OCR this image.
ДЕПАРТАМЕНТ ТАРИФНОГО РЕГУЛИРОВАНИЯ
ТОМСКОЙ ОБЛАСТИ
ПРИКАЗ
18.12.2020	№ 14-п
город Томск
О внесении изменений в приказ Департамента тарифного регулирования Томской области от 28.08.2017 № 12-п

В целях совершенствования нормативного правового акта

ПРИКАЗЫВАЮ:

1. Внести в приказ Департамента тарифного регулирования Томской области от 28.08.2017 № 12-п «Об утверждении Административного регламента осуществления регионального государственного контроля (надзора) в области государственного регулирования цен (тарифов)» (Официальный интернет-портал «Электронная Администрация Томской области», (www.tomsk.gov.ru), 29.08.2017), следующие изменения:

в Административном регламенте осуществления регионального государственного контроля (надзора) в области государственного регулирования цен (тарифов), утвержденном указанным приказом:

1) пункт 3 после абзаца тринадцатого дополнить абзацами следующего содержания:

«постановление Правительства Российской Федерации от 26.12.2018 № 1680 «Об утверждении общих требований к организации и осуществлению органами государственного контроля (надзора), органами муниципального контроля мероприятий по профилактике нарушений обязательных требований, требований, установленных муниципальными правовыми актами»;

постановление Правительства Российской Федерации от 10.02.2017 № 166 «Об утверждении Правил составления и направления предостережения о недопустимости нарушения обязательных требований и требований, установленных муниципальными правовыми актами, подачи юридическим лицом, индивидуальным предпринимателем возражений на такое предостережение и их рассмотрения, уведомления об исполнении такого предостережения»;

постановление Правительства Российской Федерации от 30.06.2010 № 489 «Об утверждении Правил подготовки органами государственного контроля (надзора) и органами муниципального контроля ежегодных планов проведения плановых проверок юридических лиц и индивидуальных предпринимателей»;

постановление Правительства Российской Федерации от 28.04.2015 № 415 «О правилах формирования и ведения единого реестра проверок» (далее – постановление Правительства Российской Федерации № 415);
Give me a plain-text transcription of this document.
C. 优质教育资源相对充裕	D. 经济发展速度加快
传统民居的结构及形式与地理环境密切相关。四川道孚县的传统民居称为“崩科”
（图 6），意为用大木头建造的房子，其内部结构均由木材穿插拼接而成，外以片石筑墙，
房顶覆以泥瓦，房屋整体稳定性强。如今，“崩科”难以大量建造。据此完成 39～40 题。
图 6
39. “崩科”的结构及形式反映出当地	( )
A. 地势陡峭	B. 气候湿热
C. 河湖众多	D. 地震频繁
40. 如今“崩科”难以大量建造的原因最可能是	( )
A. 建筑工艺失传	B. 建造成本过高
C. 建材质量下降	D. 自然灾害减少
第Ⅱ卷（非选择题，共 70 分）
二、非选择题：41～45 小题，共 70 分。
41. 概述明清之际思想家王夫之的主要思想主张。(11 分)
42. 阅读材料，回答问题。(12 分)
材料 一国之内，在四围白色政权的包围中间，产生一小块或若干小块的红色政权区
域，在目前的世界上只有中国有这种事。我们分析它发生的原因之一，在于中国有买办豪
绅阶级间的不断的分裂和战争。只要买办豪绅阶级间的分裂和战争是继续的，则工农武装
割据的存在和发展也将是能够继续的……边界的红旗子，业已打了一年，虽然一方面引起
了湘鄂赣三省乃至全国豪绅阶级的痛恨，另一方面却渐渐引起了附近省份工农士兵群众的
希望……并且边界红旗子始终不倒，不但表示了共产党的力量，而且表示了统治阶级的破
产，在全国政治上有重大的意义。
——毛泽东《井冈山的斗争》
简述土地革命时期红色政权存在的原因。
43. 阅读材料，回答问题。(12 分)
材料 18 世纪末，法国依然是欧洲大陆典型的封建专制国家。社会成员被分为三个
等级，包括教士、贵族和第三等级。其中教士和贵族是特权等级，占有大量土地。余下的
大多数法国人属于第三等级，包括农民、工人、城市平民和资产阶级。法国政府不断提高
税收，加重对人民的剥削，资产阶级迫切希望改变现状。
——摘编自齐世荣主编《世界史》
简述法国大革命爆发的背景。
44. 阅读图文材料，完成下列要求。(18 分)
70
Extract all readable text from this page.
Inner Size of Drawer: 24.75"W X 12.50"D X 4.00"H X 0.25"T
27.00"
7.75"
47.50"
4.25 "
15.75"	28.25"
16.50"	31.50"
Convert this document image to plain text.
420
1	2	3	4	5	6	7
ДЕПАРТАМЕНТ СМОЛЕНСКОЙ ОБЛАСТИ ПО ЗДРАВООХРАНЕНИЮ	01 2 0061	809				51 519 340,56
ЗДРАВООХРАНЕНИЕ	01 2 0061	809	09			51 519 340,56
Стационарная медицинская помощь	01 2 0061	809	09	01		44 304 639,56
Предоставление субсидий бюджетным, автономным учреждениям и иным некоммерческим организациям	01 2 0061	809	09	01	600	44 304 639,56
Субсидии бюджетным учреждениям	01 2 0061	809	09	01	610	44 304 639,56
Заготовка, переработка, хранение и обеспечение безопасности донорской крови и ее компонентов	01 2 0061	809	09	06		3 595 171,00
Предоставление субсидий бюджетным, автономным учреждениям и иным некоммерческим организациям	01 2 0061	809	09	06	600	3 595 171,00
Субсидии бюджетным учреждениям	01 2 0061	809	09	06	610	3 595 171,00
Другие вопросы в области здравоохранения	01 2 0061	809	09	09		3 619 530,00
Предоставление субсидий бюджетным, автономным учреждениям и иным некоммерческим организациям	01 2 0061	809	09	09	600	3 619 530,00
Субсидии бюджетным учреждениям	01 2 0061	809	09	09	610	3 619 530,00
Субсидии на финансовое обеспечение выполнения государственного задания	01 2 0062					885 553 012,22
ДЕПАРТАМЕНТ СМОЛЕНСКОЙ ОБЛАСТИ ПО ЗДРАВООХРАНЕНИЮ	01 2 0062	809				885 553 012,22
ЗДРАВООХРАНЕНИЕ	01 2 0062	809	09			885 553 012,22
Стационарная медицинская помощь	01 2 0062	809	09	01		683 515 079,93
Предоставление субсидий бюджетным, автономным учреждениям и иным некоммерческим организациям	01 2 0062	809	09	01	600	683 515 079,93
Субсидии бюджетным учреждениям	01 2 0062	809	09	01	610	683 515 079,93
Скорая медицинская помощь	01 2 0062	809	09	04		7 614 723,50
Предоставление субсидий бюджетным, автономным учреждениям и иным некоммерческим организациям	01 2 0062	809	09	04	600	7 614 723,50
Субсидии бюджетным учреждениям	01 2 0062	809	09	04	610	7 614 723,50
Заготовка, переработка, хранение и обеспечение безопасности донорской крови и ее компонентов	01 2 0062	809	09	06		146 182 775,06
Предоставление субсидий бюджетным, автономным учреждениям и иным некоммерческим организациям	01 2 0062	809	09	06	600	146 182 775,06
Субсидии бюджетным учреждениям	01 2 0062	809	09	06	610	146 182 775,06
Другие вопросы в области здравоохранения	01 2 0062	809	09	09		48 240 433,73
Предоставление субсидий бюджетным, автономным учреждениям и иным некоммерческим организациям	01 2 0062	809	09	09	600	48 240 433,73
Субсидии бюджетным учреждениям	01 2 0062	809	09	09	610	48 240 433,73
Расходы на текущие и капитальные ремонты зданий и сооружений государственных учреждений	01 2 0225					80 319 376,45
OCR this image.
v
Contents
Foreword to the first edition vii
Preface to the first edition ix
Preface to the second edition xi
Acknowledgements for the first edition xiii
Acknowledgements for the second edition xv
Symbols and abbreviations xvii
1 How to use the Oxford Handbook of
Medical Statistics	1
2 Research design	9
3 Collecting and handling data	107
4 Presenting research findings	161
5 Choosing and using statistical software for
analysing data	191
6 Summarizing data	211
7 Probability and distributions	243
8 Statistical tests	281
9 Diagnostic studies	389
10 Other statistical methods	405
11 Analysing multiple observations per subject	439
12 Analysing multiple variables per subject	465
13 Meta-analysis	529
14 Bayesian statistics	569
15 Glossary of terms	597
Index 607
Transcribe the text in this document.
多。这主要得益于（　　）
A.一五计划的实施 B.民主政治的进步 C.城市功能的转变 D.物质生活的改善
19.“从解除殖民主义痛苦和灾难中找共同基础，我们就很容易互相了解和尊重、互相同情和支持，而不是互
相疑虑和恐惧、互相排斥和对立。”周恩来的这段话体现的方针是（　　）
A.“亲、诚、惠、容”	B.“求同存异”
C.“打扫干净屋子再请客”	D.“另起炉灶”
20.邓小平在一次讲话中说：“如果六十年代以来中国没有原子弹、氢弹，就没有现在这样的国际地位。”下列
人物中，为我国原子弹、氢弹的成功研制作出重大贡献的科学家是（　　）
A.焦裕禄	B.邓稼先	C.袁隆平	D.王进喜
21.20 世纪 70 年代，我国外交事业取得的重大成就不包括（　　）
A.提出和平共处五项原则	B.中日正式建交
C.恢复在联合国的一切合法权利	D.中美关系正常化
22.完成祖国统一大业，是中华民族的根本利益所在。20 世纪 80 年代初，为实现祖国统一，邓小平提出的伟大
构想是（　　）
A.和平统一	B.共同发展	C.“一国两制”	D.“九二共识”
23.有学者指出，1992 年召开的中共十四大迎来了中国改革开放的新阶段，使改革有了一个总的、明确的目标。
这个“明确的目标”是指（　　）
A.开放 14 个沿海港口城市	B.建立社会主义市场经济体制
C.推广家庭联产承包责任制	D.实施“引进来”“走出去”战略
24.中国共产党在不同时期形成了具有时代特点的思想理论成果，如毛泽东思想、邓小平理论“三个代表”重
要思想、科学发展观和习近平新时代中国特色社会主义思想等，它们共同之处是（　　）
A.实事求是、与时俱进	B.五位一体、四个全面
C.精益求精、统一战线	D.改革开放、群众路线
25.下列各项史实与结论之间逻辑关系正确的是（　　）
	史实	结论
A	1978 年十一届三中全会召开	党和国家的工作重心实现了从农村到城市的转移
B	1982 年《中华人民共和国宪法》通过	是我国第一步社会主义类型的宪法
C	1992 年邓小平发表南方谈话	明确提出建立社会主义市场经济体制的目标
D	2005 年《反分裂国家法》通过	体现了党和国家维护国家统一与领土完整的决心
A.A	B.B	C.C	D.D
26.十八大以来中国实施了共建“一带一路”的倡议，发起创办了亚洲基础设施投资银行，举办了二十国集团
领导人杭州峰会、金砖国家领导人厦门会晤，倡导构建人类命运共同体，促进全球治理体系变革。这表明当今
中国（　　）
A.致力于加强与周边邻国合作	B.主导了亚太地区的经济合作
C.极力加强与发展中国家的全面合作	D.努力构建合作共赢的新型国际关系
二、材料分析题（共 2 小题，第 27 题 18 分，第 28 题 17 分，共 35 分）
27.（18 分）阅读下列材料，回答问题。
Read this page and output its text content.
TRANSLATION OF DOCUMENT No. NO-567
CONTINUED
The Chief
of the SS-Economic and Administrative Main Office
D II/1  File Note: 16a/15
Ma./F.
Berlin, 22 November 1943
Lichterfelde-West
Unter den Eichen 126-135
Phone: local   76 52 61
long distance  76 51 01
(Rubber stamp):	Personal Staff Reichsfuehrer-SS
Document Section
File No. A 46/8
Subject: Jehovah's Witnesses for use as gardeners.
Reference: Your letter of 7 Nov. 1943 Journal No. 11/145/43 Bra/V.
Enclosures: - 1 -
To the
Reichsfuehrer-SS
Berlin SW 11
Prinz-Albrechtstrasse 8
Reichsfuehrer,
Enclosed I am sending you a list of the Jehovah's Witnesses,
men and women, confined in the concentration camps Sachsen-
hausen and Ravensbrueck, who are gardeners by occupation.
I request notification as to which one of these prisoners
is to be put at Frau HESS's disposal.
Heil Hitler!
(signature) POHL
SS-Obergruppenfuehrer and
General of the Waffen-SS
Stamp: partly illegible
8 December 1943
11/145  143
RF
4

******************************

* _Do this_: Find each line in the records holding the string "донорской" and show it.

* _Finished task_:
Заготовка, переработка, хранение и обеспечение безопасности донорской крови и ее компонентов	01 2 0061	809	09	06		3 595 171,00
Заготовка, переработка, хранение и обеспечение безопасности донорской крови и ее компонентов	01 2 0062	809	09	06		146 182 775,06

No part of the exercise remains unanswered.